Records that describe figures:
________________________________________

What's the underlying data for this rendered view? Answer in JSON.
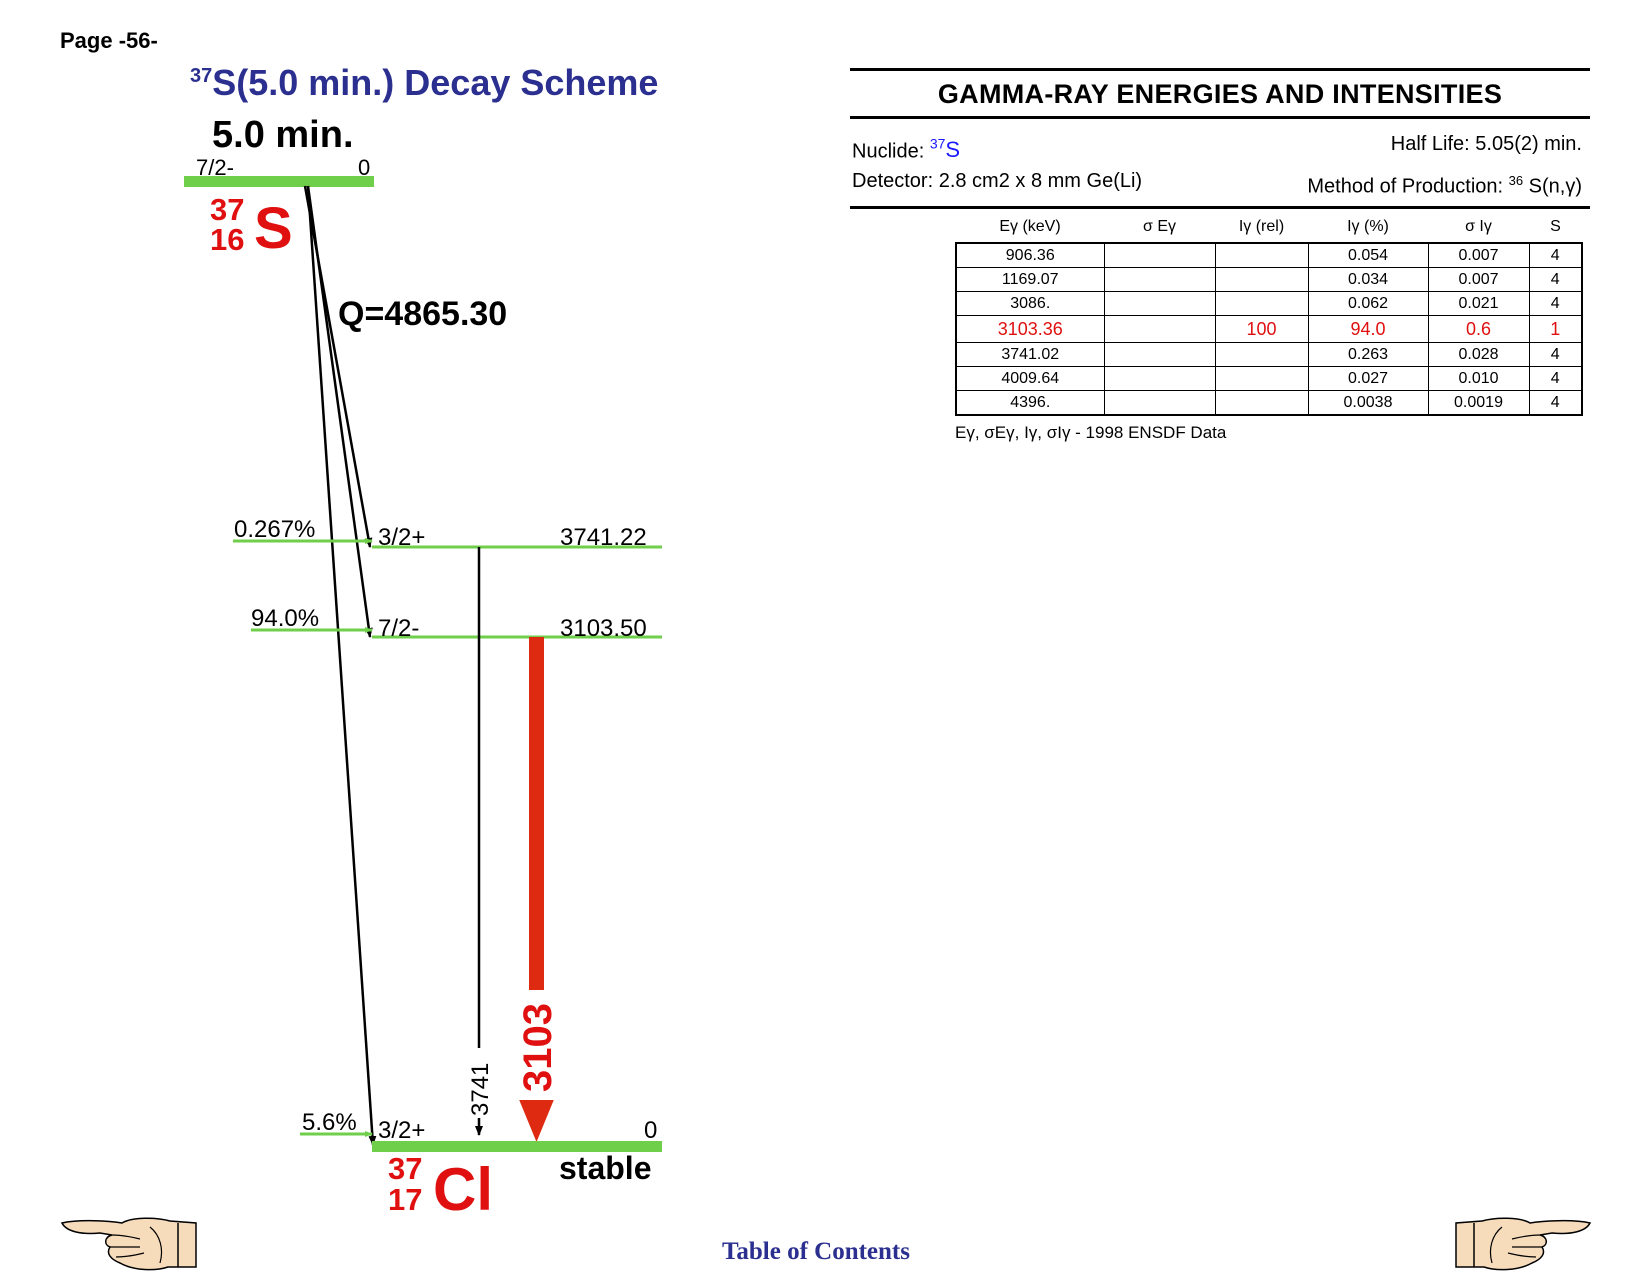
{
  "page": {
    "label": "Page -56-"
  },
  "scheme": {
    "title_sup": "37",
    "title_main": "S(5.0 min.) Decay Scheme",
    "parent": {
      "halflife": "5.0 min.",
      "spin": "7/2-",
      "energy": "0",
      "mass_number": "37",
      "atomic_number": "16",
      "symbol": "S"
    },
    "q_value": "Q=4865.30",
    "levels": [
      {
        "spin": "3/2+",
        "energy": "3741.22",
        "beta_branch": "0.267%"
      },
      {
        "spin": "7/2-",
        "energy": "3103.50",
        "beta_branch": "94.0%"
      },
      {
        "spin": "3/2+",
        "energy": "0",
        "beta_branch": "5.6%"
      }
    ],
    "gammas": [
      {
        "label": "3741",
        "from": "3741.22",
        "to": "0",
        "color": "#000000"
      },
      {
        "label": "3103",
        "from": "3103.50",
        "to": "0",
        "color": "#dd2a10"
      }
    ],
    "daughter": {
      "mass_number": "37",
      "atomic_number": "17",
      "symbol": "Cl",
      "status": "stable"
    },
    "colors": {
      "level": "#6fcf4a",
      "strong_gamma": "#dd2a10",
      "title": "#2b2f8f",
      "nuclide": "#e01010"
    }
  },
  "gamma_panel": {
    "title": "GAMMA-RAY ENERGIES AND INTENSITIES",
    "nuclide_label": "Nuclide: ",
    "nuclide_sup": "37",
    "nuclide_sym": "S",
    "half_life": "Half Life: 5.05(2) min.",
    "detector": "Detector: 2.8 cm2 x 8 mm Ge(Li)",
    "production_prefix": "Method of Production: ",
    "production_sup": "36",
    "production_rest": " S(n,γ)",
    "columns": [
      "Eγ (keV)",
      "σ Eγ",
      "Iγ (rel)",
      "Iγ (%)",
      "σ Iγ",
      "S"
    ],
    "rows": [
      [
        "906.36",
        "",
        "",
        "0.054",
        "0.007",
        "4"
      ],
      [
        "1169.07",
        "",
        "",
        "0.034",
        "0.007",
        "4"
      ],
      [
        "3086.",
        "",
        "",
        "0.062",
        "0.021",
        "4"
      ],
      [
        "3103.36",
        "",
        "100",
        "94.0",
        "0.6",
        "1"
      ],
      [
        "3741.02",
        "",
        "",
        "0.263",
        "0.028",
        "4"
      ],
      [
        "4009.64",
        "",
        "",
        "0.027",
        "0.010",
        "4"
      ],
      [
        "4396.",
        "",
        "",
        "0.0038",
        "0.0019",
        "4"
      ]
    ],
    "highlight_row": 3,
    "note": "Eγ, σEγ, Iγ, σIγ - 1998 ENSDF Data"
  },
  "footer": {
    "toc": "Table of Contents",
    "prev_icon": "pointing-hand-left-icon",
    "next_icon": "pointing-hand-right-icon"
  }
}
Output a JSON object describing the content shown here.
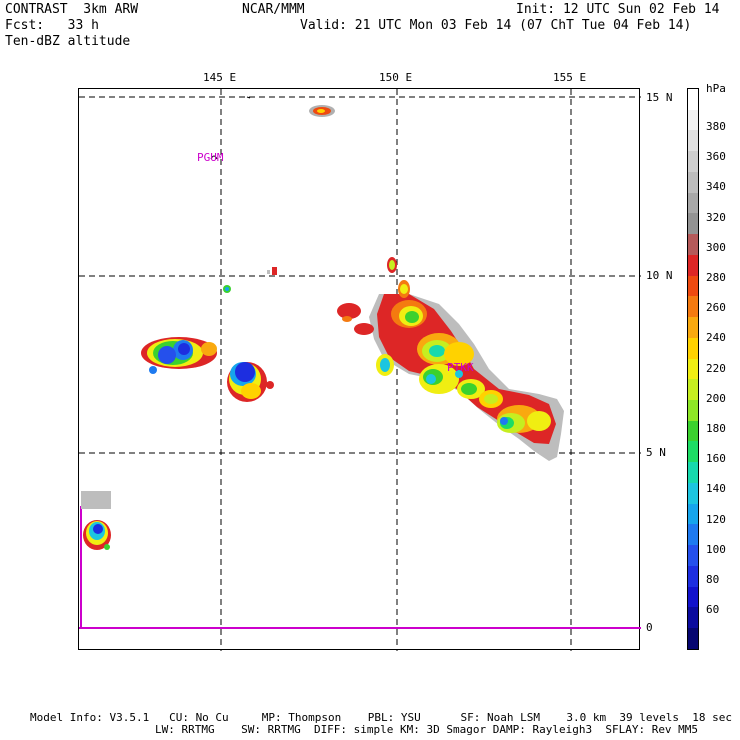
{
  "header": {
    "model": "CONTRAST  3km ARW",
    "org": "NCAR/MMM",
    "init": "Init: 12 UTC Sun 02 Feb 14",
    "fcst": "Fcst:   33 h",
    "valid": "Valid: 21 UTC Mon 03 Feb 14 (07 ChT Tue 04 Feb 14)",
    "field": "Ten-dBZ altitude"
  },
  "map": {
    "lon_labels": [
      "145 E",
      "150 E",
      "155 E"
    ],
    "lat_labels": [
      "15 N",
      "10 N",
      "5 N",
      "0"
    ],
    "stations": [
      "PGUM",
      "PTKK"
    ]
  },
  "colorbar": {
    "unit": "hPa",
    "labels": [
      "380",
      "360",
      "340",
      "320",
      "300",
      "280",
      "260",
      "240",
      "220",
      "200",
      "180",
      "160",
      "140",
      "120",
      "100",
      "80",
      "60"
    ],
    "colors": [
      "#ffffff",
      "#f2f2f2",
      "#e1e1e1",
      "#cfcfcf",
      "#bdbdbd",
      "#a8a8a8",
      "#939393",
      "#b55a5a",
      "#dd2626",
      "#ee4a10",
      "#f47a10",
      "#f9a90f",
      "#ffd200",
      "#f0ee12",
      "#c6ee20",
      "#8ee626",
      "#3bd12e",
      "#1ddc64",
      "#16d9ad",
      "#1cc5e0",
      "#16a5ec",
      "#1e7af0",
      "#2550ec",
      "#1d2ee0",
      "#1212cc",
      "#0b0b9e",
      "#060670"
    ]
  },
  "footer": {
    "line1": "Model Info: V3.5.1   CU: No Cu     MP: Thompson    PBL: YSU      SF: Noah LSM    3.0 km  39 levels  18 sec",
    "line2": "LW: RRTMG    SW: RRTMG  DIFF: simple KM: 3D Smagor DAMP: Rayleigh3  SFLAY: Rev MM5"
  }
}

________________________________________

None of the pictures should appear; repeat the records exactly otherwise.

- _Full output_
What's the underlying data for this rendered view? Answer in JSON.
{
  "page": {
    "label": "Page -56-"
  },
  "scheme": {
    "title_sup": "37",
    "title_main": "S(5.0 min.) Decay Scheme",
    "parent": {
      "halflife": "5.0 min.",
      "spin": "7/2-",
      "energy": "0",
      "mass_number": "37",
      "atomic_number": "16",
      "symbol": "S"
    },
    "q_value": "Q=4865.30",
    "levels": [
      {
        "spin": "3/2+",
        "energy": "3741.22",
        "beta_branch": "0.267%"
      },
      {
        "spin": "7/2-",
        "energy": "3103.50",
        "beta_branch": "94.0%"
      },
      {
        "spin": "3/2+",
        "energy": "0",
        "beta_branch": "5.6%"
      }
    ],
    "gammas": [
      {
        "label": "3741",
        "from": "3741.22",
        "to": "0",
        "color": "#000000"
      },
      {
        "label": "3103",
        "from": "3103.50",
        "to": "0",
        "color": "#dd2a10"
      }
    ],
    "daughter": {
      "mass_number": "37",
      "atomic_number": "17",
      "symbol": "Cl",
      "status": "stable"
    },
    "colors": {
      "level": "#6fcf4a",
      "strong_gamma": "#dd2a10",
      "title": "#2b2f8f",
      "nuclide": "#e01010"
    }
  },
  "gamma_panel": {
    "title": "GAMMA-RAY ENERGIES AND INTENSITIES",
    "nuclide_label": "Nuclide: ",
    "nuclide_sup": "37",
    "nuclide_sym": "S",
    "half_life": "Half Life: 5.05(2) min.",
    "detector": "Detector: 2.8 cm2 x 8 mm Ge(Li)",
    "production_prefix": "Method of Production: ",
    "production_sup": "36",
    "production_rest": " S(n,γ)",
    "columns": [
      "Eγ (keV)",
      "σ Eγ",
      "Iγ (rel)",
      "Iγ (%)",
      "σ Iγ",
      "S"
    ],
    "rows": [
      [
        "906.36",
        "",
        "",
        "0.054",
        "0.007",
        "4"
      ],
      [
        "1169.07",
        "",
        "",
        "0.034",
        "0.007",
        "4"
      ],
      [
        "3086.",
        "",
        "",
        "0.062",
        "0.021",
        "4"
      ],
      [
        "3103.36",
        "",
        "100",
        "94.0",
        "0.6",
        "1"
      ],
      [
        "3741.02",
        "",
        "",
        "0.263",
        "0.028",
        "4"
      ],
      [
        "4009.64",
        "",
        "",
        "0.027",
        "0.010",
        "4"
      ],
      [
        "4396.",
        "",
        "",
        "0.0038",
        "0.0019",
        "4"
      ]
    ],
    "highlight_row": 3,
    "note": "Eγ, σEγ, Iγ, σIγ - 1998 ENSDF Data"
  },
  "footer": {
    "toc": "Table of Contents",
    "prev_icon": "pointing-hand-left-icon",
    "next_icon": "pointing-hand-right-icon"
  }
}
Output a JSON object describing the content shown here.
{
  "header": {
    "model": "CONTRAST  3km ARW",
    "org": "NCAR/MMM",
    "init": "Init: 12 UTC Sun 02 Feb 14",
    "fcst": "Fcst:   33 h",
    "valid": "Valid: 21 UTC Mon 03 Feb 14 (07 ChT Tue 04 Feb 14)",
    "field": "Ten-dBZ altitude"
  },
  "map": {
    "lon_labels": [
      "145 E",
      "150 E",
      "155 E"
    ],
    "lat_labels": [
      "15 N",
      "10 N",
      "5 N",
      "0"
    ],
    "stations": [
      "PGUM",
      "PTKK"
    ]
  },
  "colorbar": {
    "unit": "hPa",
    "labels": [
      "380",
      "360",
      "340",
      "320",
      "300",
      "280",
      "260",
      "240",
      "220",
      "200",
      "180",
      "160",
      "140",
      "120",
      "100",
      "80",
      "60"
    ],
    "colors": [
      "#ffffff",
      "#f2f2f2",
      "#e1e1e1",
      "#cfcfcf",
      "#bdbdbd",
      "#a8a8a8",
      "#939393",
      "#b55a5a",
      "#dd2626",
      "#ee4a10",
      "#f47a10",
      "#f9a90f",
      "#ffd200",
      "#f0ee12",
      "#c6ee20",
      "#8ee626",
      "#3bd12e",
      "#1ddc64",
      "#16d9ad",
      "#1cc5e0",
      "#16a5ec",
      "#1e7af0",
      "#2550ec",
      "#1d2ee0",
      "#1212cc",
      "#0b0b9e",
      "#060670"
    ]
  },
  "footer": {
    "line1": "Model Info: V3.5.1   CU: No Cu     MP: Thompson    PBL: YSU      SF: Noah LSM    3.0 km  39 levels  18 sec",
    "line2": "LW: RRTMG    SW: RRTMG  DIFF: simple KM: 3D Smagor DAMP: Rayleigh3  SFLAY: Rev MM5"
  }
}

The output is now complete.